__Exercise brief__:
Would you repeat the entries below exactly and omit the pictures?

───── Extracted data

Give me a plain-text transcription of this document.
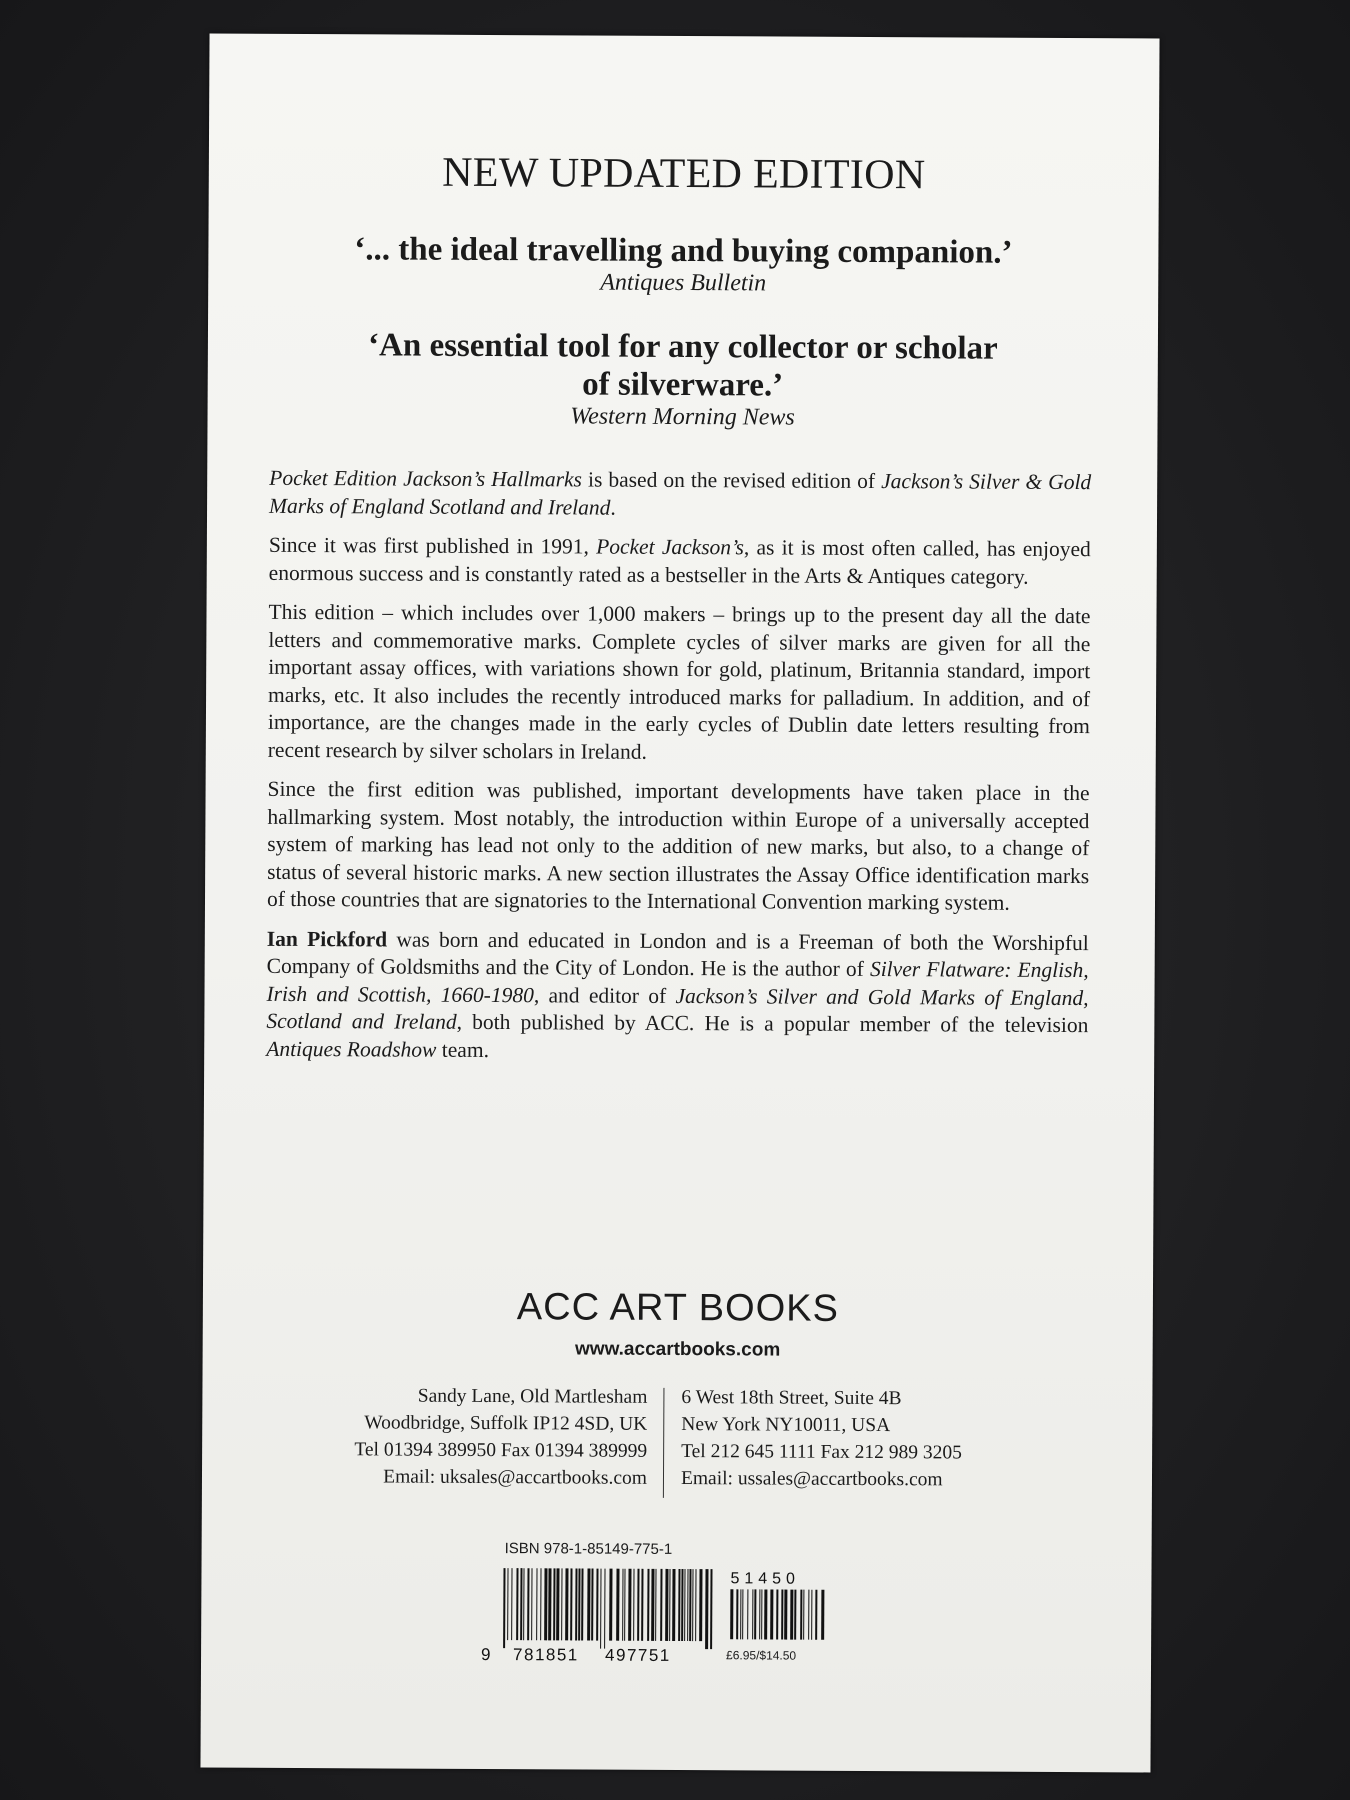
NEW UPDATED EDITION
‘... the ideal travelling and buying companion.’
Antiques Bulletin
‘An essential tool for any collector or scholar
of silverware.’
Western Morning News

Pocket Edition Jackson’s Hallmarks is based on the revised edition of Jackson’s Silver & Gold Marks of England Scotland and Ireland.

Since it was first published in 1991, Pocket Jackson’s, as it is most often called, has enjoyed enormous success and is constantly rated as a bestseller in the Arts & Antiques category.

This edition – which includes over 1,000 makers – brings up to the present day all the date letters and commemorative marks. Complete cycles of silver marks are given for all the important assay offices, with variations shown for gold, platinum, Britannia standard, import marks, etc. It also includes the recently introduced marks for palladium. In addition, and of importance, are the changes made in the early cycles of Dublin date letters resulting from recent research by silver scholars in Ireland.

Since the first edition was published, important developments have taken place in the hallmarking system. Most notably, the introduction within Europe of a universally accepted system of marking has lead not only to the addition of new marks, but also, to a change of status of several historic marks. A new section illustrates the Assay Office identification marks of those countries that are signatories to the International Convention marking system.

Ian Pickford was born and educated in London and is a Freeman of both the Worshipful Company of Goldsmiths and the City of London. He is the author of Silver Flatware: English, Irish and Scottish, 1660-1980, and editor of Jackson’s Silver and Gold Marks of England, Scotland and Ireland, both published by ACC. He is a popular member of the television Antiques Roadshow team.

ACC ART BOOKS
www.accartbooks.com
Sandy Lane, Old Martlesham
Woodbridge, Suffolk IP12 4SD, UK
Tel 01394 389950 Fax 01394 389999
Email: uksales@accartbooks.com
6 West 18th Street, Suite 4B
New York NY10011, USA
Tel 212 645 1111 Fax 212 989 3205
Email: ussales@accartbooks.com
ISBN 978-1-85149-775-1
9 781851 497751
51450
£6.95/$14.50
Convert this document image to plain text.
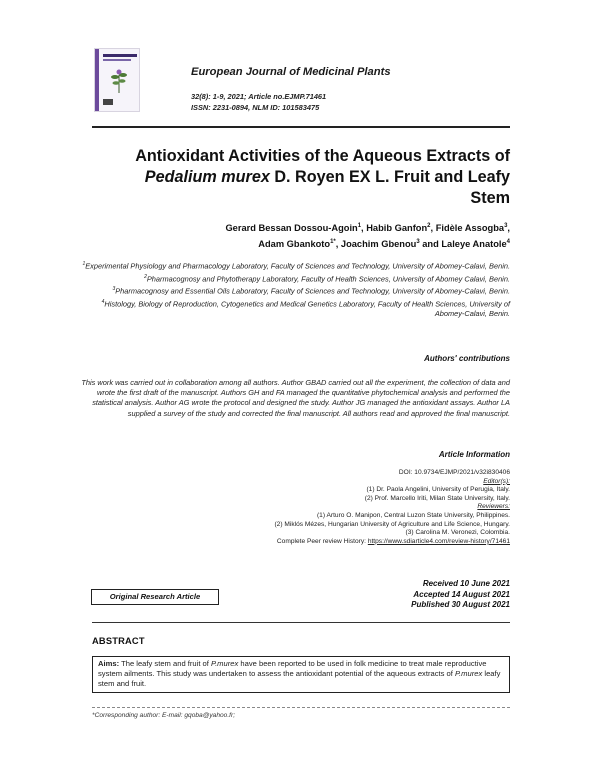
European Journal of Medicinal Plants
32(8): 1-9, 2021; Article no.EJMP.71461
ISSN: 2231-0894, NLM ID: 101583475
Antioxidant Activities of the Aqueous Extracts of
Pedalium murex D. Royen EX L. Fruit and Leafy
Stem
Gerard Bessan Dossou-Agoin$^1$, Habib Ganfon$^2$, Fidèle Assogba$^3$,
Adam Gbankoto$^{1*}$, Joachim Gbenou$^3$ and Laleye Anatole$^4$
$^1$Experimental Physiology and Pharmacology Laboratory, Faculty of Sciences and Technology, University of Abomey-Calavi, Benin.
$^2$Pharmacognosy and Phytotherapy Laboratory, Faculty of Health Sciences, University of Abomey Calavi, Benin.
$^3$Pharmacognosy and Essential Oils Laboratory, Faculty of Sciences and Technology, University of Abomey-Calavi, Benin.
$^4$Histology, Biology of Reproduction, Cytogenetics and Medical Genetics Laboratory, Faculty of Health Sciences, University of Abomey-Calavi, Benin.
Authors' contributions
This work was carried out in collaboration among all authors. Author GBAD carried out all the experiment, the collection of data and wrote the first draft of the manuscript. Authors GH and FA managed the quantitative phytochemical analysis and performed the statistical analysis. Author AG wrote the protocol and designed the study. Author JG managed the antioxidant assays. Author LA supplied a survey of the study and corrected the final manuscript. All authors read and approved the final manuscript.
Article Information
DOI: 10.9734/EJMP/2021/v32i830406
Editor(s):
(1) Dr. Paola Angelini, University of Perugia, Italy.
(2) Prof. Marcello Iriti, Milan State University, Italy.
Reviewers:
(1) Arturo O. Manipon, Central Luzon State University, Philippines.
(2) Miklós Mézes, Hungarian University of Agriculture and Life Science, Hungary.
(3) Carolina M. Veronezi, Colombia.
Complete Peer review History: https://www.sdiarticle4.com/review-history/71461
Received 10 June 2021
Accepted 14 August 2021
Published 30 August 2021
Original Research Article
ABSTRACT
Aims: The leafy stem and fruit of P.murex have been reported to be used in folk medicine to treat male reproductive system ailments. This study was undertaken to assess the antioxidant potential of the aqueous extracts of P.murex leafy stem and fruit.
*Corresponding author: E-mail: gqoba@yahoo.fr;
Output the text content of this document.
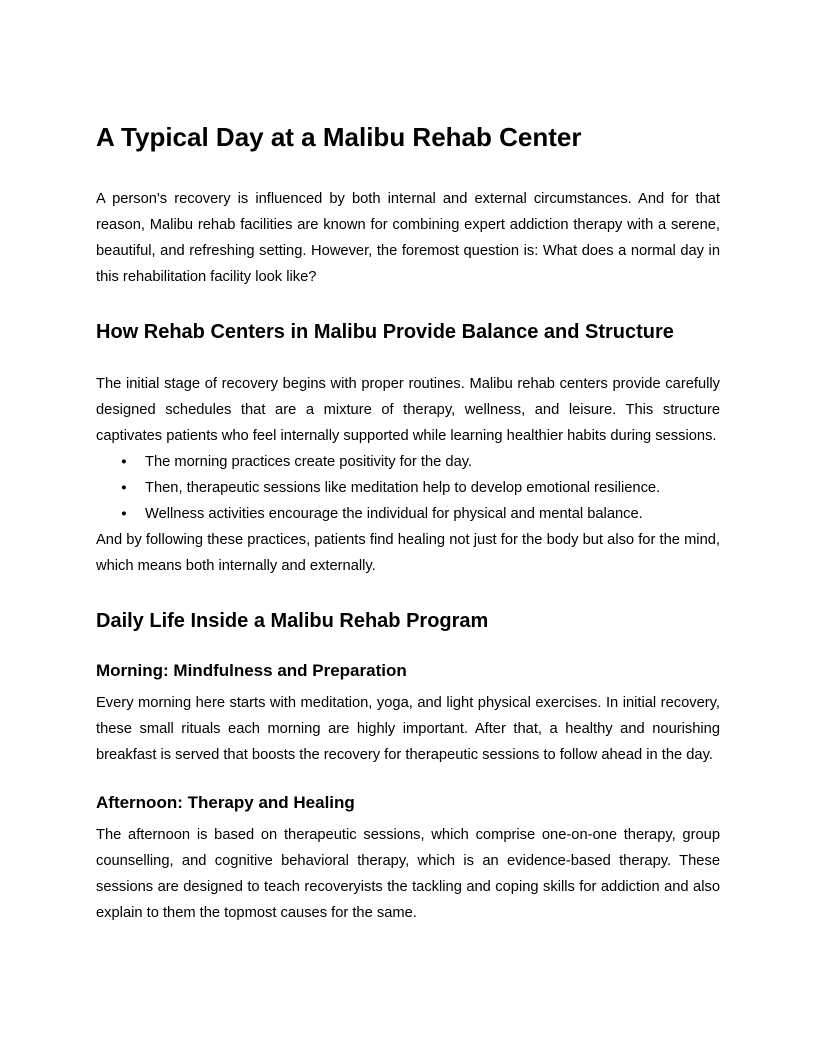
A Typical Day at a Malibu Rehab Center

A person's recovery is influenced by both internal and external circumstances. And for that reason, Malibu rehab facilities are known for combining expert addiction therapy with a serene, beautiful, and refreshing setting. However, the foremost question is: What does a normal day in this rehabilitation facility look like?

How Rehab Centers in Malibu Provide Balance and Structure

The initial stage of recovery begins with proper routines. Malibu rehab centers provide carefully designed schedules that are a mixture of therapy, wellness, and leisure. This structure captivates patients who feel internally supported while learning healthier habits during sessions.

● The morning practices create positivity for the day.
● Then, therapeutic sessions like meditation help to develop emotional resilience.
● Wellness activities encourage the individual for physical and mental balance.

And by following these practices, patients find healing not just for the body but also for the mind, which means both internally and externally.

Daily Life Inside a Malibu Rehab Program
Morning: Mindfulness and Preparation

Every morning here starts with meditation, yoga, and light physical exercises. In initial recovery, these small rituals each morning are highly important. After that, a healthy and nourishing breakfast is served that boosts the recovery for therapeutic sessions to follow ahead in the day.

Afternoon: Therapy and Healing

The afternoon is based on therapeutic sessions, which comprise one-on-one therapy, group counselling, and cognitive behavioral therapy, which is an evidence-based therapy. These sessions are designed to teach recoveryists the tackling and coping skills for addiction and also explain to them the topmost causes for the same.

──────────

__Your response__:
Give me a plain-text transcription of this document.
NEW UPDATED EDITION
‘... the ideal travelling and buying companion.’
Antiques Bulletin
‘An essential tool for any collector or scholar
of silverware.’
Western Morning News

Pocket Edition Jackson’s Hallmarks is based on the revised edition of Jackson’s Silver & Gold Marks of England Scotland and Ireland.

Since it was first published in 1991, Pocket Jackson’s, as it is most often called, has enjoyed enormous success and is constantly rated as a bestseller in the Arts & Antiques category.

This edition – which includes over 1,000 makers – brings up to the present day all the date letters and commemorative marks. Complete cycles of silver marks are given for all the important assay offices, with variations shown for gold, platinum, Britannia standard, import marks, etc. It also includes the recently introduced marks for palladium. In addition, and of importance, are the changes made in the early cycles of Dublin date letters resulting from recent research by silver scholars in Ireland.

Since the first edition was published, important developments have taken place in the hallmarking system. Most notably, the introduction within Europe of a universally accepted system of marking has lead not only to the addition of new marks, but also, to a change of status of several historic marks. A new section illustrates the Assay Office identification marks of those countries that are signatories to the International Convention marking system.

Ian Pickford was born and educated in London and is a Freeman of both the Worshipful Company of Goldsmiths and the City of London. He is the author of Silver Flatware: English, Irish and Scottish, 1660-1980, and editor of Jackson’s Silver and Gold Marks of England, Scotland and Ireland, both published by ACC. He is a popular member of the television Antiques Roadshow team.

ACC ART BOOKS
www.accartbooks.com
Sandy Lane, Old Martlesham
Woodbridge, Suffolk IP12 4SD, UK
Tel 01394 389950 Fax 01394 389999
Email: uksales@accartbooks.com
6 West 18th Street, Suite 4B
New York NY10011, USA
Tel 212 645 1111 Fax 212 989 3205
Email: ussales@accartbooks.com
ISBN 978-1-85149-775-1
9 781851 497751
51450
£6.95/$14.50
Convert this document image to plain text.
European Journal of Medicinal Plants
32(8): 1-9, 2021; Article no.EJMP.71461
ISSN: 2231-0894, NLM ID: 101583475
Antioxidant Activities of the Aqueous Extracts of
Pedalium murex D. Royen EX L. Fruit and Leafy
Stem
Gerard Bessan Dossou-Agoin$^1$, Habib Ganfon$^2$, Fidèle Assogba$^3$,
Adam Gbankoto$^{1*}$, Joachim Gbenou$^3$ and Laleye Anatole$^4$
$^1$Experimental Physiology and Pharmacology Laboratory, Faculty of Sciences and Technology, University of Abomey-Calavi, Benin.
$^2$Pharmacognosy and Phytotherapy Laboratory, Faculty of Health Sciences, University of Abomey Calavi, Benin.
$^3$Pharmacognosy and Essential Oils Laboratory, Faculty of Sciences and Technology, University of Abomey-Calavi, Benin.
$^4$Histology, Biology of Reproduction, Cytogenetics and Medical Genetics Laboratory, Faculty of Health Sciences, University of Abomey-Calavi, Benin.
Authors' contributions
This work was carried out in collaboration among all authors. Author GBAD carried out all the experiment, the collection of data and wrote the first draft of the manuscript. Authors GH and FA managed the quantitative phytochemical analysis and performed the statistical analysis. Author AG wrote the protocol and designed the study. Author JG managed the antioxidant assays. Author LA supplied a survey of the study and corrected the final manuscript. All authors read and approved the final manuscript.
Article Information
DOI: 10.9734/EJMP/2021/v32i830406
Editor(s):
(1) Dr. Paola Angelini, University of Perugia, Italy.
(2) Prof. Marcello Iriti, Milan State University, Italy.
Reviewers:
(1) Arturo O. Manipon, Central Luzon State University, Philippines.
(2) Miklós Mézes, Hungarian University of Agriculture and Life Science, Hungary.
(3) Carolina M. Veronezi, Colombia.
Complete Peer review History: https://www.sdiarticle4.com/review-history/71461
Received 10 June 2021
Accepted 14 August 2021
Published 30 August 2021
Original Research Article
ABSTRACT
Aims: The leafy stem and fruit of P.murex have been reported to be used in folk medicine to treat male reproductive system ailments. This study was undertaken to assess the antioxidant potential of the aqueous extracts of P.murex leafy stem and fruit.
*Corresponding author: E-mail: gqoba@yahoo.fr;
Output the text content of this document.
A Typical Day at a Malibu Rehab Center

A person's recovery is influenced by both internal and external circumstances. And for that reason, Malibu rehab facilities are known for combining expert addiction therapy with a serene, beautiful, and refreshing setting. However, the foremost question is: What does a normal day in this rehabilitation facility look like?

How Rehab Centers in Malibu Provide Balance and Structure

The initial stage of recovery begins with proper routines. Malibu rehab centers provide carefully designed schedules that are a mixture of therapy, wellness, and leisure. This structure captivates patients who feel internally supported while learning healthier habits during sessions.

● The morning practices create positivity for the day.
● Then, therapeutic sessions like meditation help to develop emotional resilience.
● Wellness activities encourage the individual for physical and mental balance.

And by following these practices, patients find healing not just for the body but also for the mind, which means both internally and externally.

Daily Life Inside a Malibu Rehab Program
Morning: Mindfulness and Preparation

Every morning here starts with meditation, yoga, and light physical exercises. In initial recovery, these small rituals each morning are highly important. After that, a healthy and nourishing breakfast is served that boosts the recovery for therapeutic sessions to follow ahead in the day.

Afternoon: Therapy and Healing

The afternoon is based on therapeutic sessions, which comprise one-on-one therapy, group counselling, and cognitive behavioral therapy, which is an evidence-based therapy. These sessions are designed to teach recoveryists the tackling and coping skills for addiction and also explain to them the topmost causes for the same.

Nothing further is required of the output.